EXERCISE :: Produce a word-for-word copy of the listing below without its pictures.

= = = = = = =

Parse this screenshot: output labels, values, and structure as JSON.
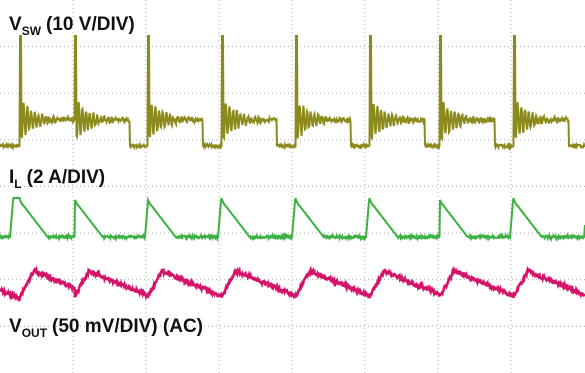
{
  "traces": [
    {
      "symbol": "V",
      "subscript": "SW",
      "scale": "(10 V/DIV)"
    },
    {
      "symbol": "I",
      "subscript": "L",
      "scale": "(2 A/DIV)"
    },
    {
      "symbol": "V",
      "subscript": "OUT",
      "scale": "(50 mV/DIV) (AC)"
    }
  ]
}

= = = = = = =

ANSWER ::
Parse this screenshot: output labels, values, and structure as JSON.
{
  "traces": [
    {
      "symbol": "V",
      "subscript": "SW",
      "scale": "(10 V/DIV)"
    },
    {
      "symbol": "I",
      "subscript": "L",
      "scale": "(2 A/DIV)"
    },
    {
      "symbol": "V",
      "subscript": "OUT",
      "scale": "(50 mV/DIV) (AC)"
    }
  ]
}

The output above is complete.